**WHAT YOU NEED TO DO**
Single out each line with the word "connected" and copy it.

**GIVEN ENTRIES**

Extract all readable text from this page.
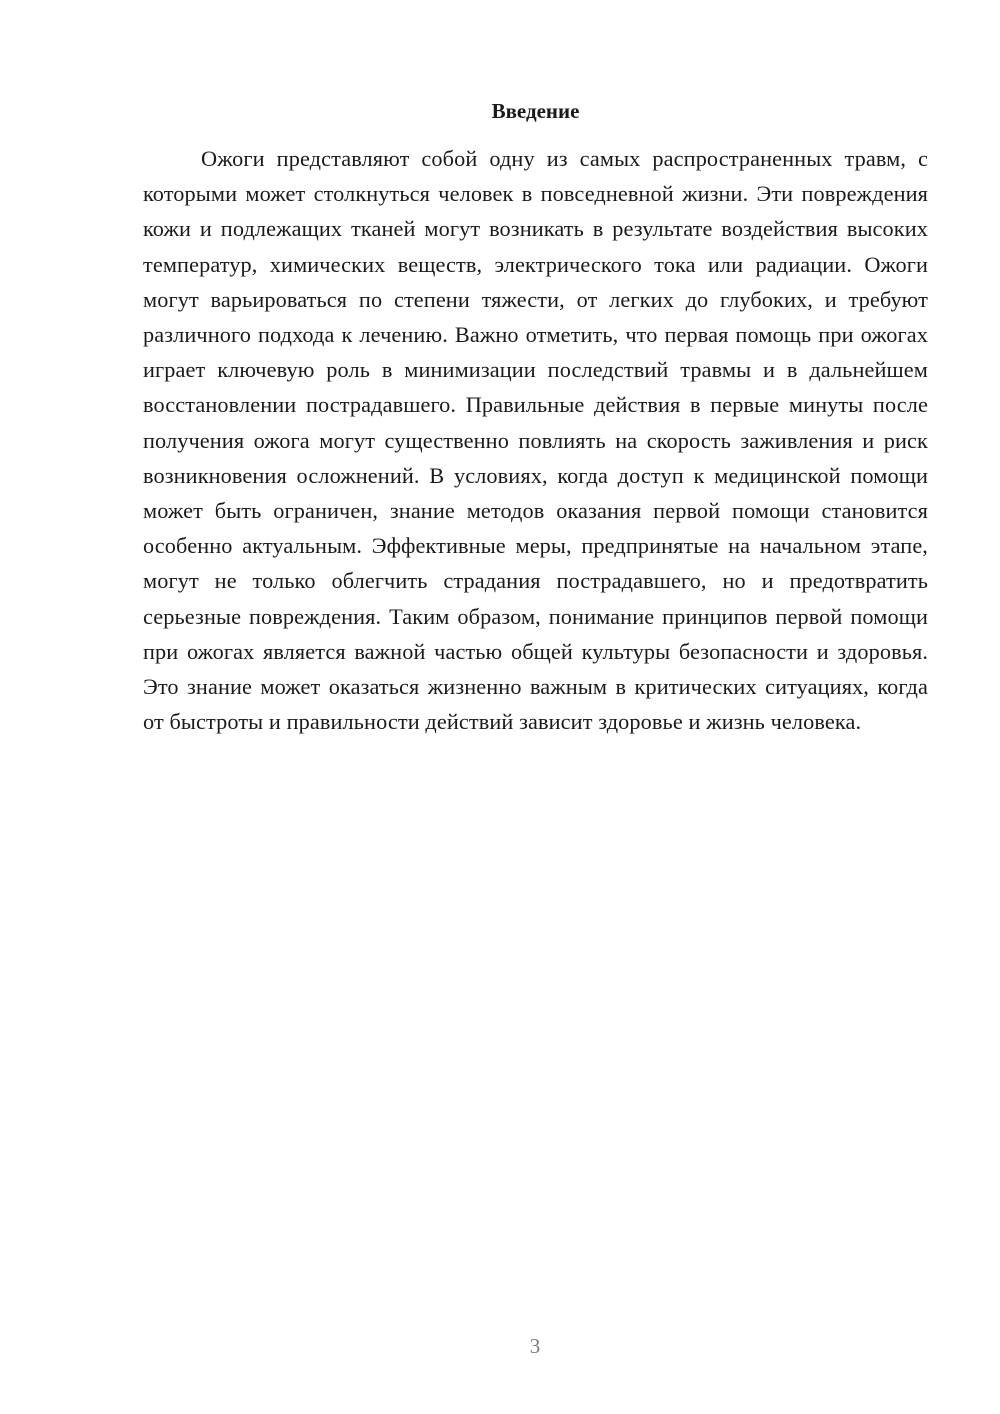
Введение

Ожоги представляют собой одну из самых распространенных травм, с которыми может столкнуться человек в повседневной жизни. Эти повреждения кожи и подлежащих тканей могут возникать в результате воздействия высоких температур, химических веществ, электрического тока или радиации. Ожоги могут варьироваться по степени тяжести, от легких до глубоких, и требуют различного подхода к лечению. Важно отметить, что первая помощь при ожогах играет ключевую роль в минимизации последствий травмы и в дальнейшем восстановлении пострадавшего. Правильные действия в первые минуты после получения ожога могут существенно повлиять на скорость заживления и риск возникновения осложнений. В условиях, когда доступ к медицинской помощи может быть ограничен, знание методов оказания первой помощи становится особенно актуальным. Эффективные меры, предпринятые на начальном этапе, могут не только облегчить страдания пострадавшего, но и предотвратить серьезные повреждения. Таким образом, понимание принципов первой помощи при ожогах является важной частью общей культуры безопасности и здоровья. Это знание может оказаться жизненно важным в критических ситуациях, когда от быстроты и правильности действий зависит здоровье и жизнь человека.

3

==

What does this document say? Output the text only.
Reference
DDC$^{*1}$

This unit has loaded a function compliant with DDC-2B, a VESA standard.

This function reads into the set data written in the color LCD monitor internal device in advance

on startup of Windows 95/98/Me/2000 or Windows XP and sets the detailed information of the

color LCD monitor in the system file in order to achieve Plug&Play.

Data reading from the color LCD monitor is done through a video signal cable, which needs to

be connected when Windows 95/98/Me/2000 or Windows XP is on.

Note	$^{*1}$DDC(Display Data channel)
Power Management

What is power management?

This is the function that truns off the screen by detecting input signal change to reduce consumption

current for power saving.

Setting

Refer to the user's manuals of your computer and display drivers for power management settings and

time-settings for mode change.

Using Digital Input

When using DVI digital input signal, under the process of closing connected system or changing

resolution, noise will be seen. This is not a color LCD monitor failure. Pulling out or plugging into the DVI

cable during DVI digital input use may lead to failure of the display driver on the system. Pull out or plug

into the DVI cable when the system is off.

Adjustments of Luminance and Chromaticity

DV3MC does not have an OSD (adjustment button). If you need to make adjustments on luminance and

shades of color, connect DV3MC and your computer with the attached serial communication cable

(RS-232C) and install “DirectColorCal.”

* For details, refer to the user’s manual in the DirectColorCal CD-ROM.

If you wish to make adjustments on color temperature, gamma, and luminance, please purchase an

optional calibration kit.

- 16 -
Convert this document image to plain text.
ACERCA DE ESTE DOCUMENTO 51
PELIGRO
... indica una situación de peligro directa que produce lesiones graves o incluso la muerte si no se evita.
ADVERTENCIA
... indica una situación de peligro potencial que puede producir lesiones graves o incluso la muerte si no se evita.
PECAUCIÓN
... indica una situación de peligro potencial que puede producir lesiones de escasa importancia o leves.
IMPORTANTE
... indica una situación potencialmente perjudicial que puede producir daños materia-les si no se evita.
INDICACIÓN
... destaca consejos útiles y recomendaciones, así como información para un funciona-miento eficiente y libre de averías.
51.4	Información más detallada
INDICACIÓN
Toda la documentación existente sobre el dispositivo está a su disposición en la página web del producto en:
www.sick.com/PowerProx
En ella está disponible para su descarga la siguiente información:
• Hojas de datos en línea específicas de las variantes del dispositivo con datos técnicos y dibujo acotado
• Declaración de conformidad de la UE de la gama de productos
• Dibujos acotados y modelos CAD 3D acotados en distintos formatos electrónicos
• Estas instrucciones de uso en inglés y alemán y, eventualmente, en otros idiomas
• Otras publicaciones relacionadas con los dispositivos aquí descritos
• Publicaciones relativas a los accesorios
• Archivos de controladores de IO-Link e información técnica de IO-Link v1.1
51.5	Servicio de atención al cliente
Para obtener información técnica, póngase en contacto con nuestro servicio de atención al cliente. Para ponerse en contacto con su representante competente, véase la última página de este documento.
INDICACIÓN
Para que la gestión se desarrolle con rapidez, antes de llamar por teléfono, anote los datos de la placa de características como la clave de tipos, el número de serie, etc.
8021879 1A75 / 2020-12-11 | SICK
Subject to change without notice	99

==

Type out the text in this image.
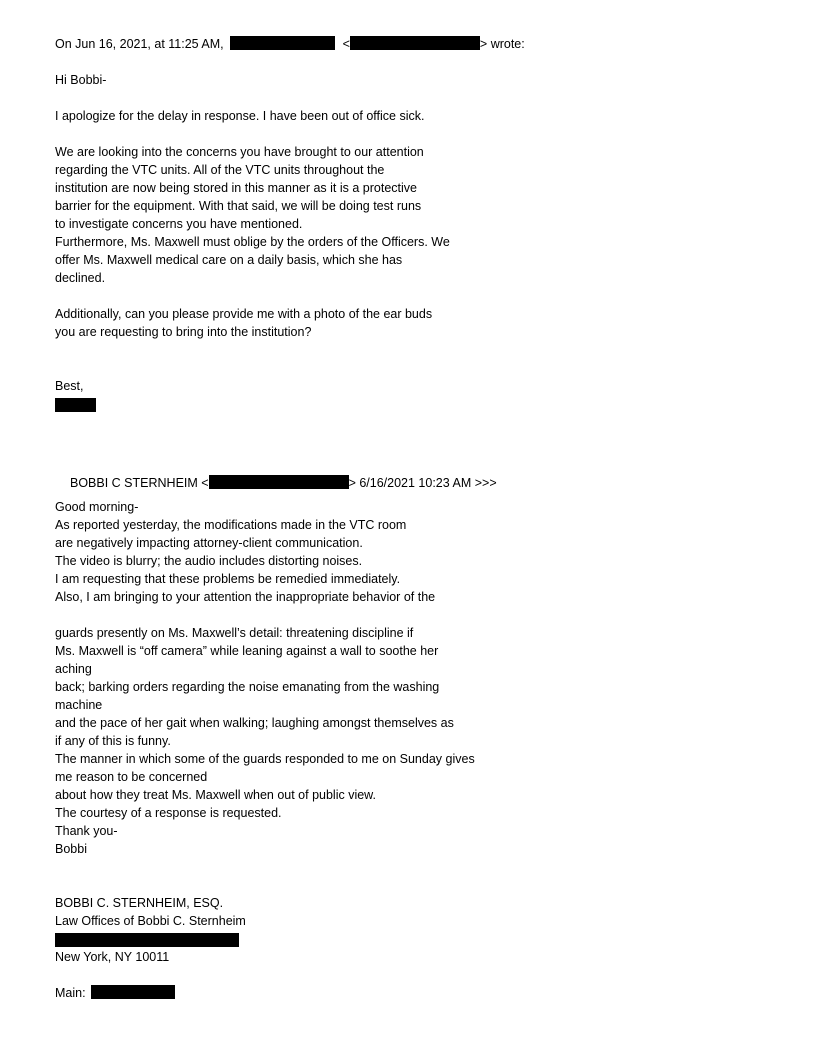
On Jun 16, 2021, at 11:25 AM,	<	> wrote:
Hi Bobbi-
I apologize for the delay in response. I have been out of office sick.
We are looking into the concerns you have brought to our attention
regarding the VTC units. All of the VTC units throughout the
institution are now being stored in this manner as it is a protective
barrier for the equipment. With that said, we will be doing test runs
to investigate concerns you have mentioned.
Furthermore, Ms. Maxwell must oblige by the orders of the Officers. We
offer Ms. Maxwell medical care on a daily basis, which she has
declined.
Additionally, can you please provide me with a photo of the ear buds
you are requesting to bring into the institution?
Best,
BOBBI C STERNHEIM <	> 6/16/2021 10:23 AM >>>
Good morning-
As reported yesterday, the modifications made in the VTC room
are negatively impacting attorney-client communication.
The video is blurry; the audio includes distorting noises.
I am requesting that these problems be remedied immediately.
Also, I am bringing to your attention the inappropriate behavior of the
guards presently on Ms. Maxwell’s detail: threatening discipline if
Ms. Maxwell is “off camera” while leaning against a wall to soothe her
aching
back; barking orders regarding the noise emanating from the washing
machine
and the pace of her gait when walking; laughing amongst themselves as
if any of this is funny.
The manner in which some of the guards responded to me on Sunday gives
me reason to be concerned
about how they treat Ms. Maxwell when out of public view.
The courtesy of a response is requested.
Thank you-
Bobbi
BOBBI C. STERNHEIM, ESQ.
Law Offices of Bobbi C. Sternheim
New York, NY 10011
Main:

**EXERCISE SOLUTION**
be connected when Windows 95/98/Me/2000 or Windows XP is on.
When using DVI digital input signal, under the process of closing connected system or changing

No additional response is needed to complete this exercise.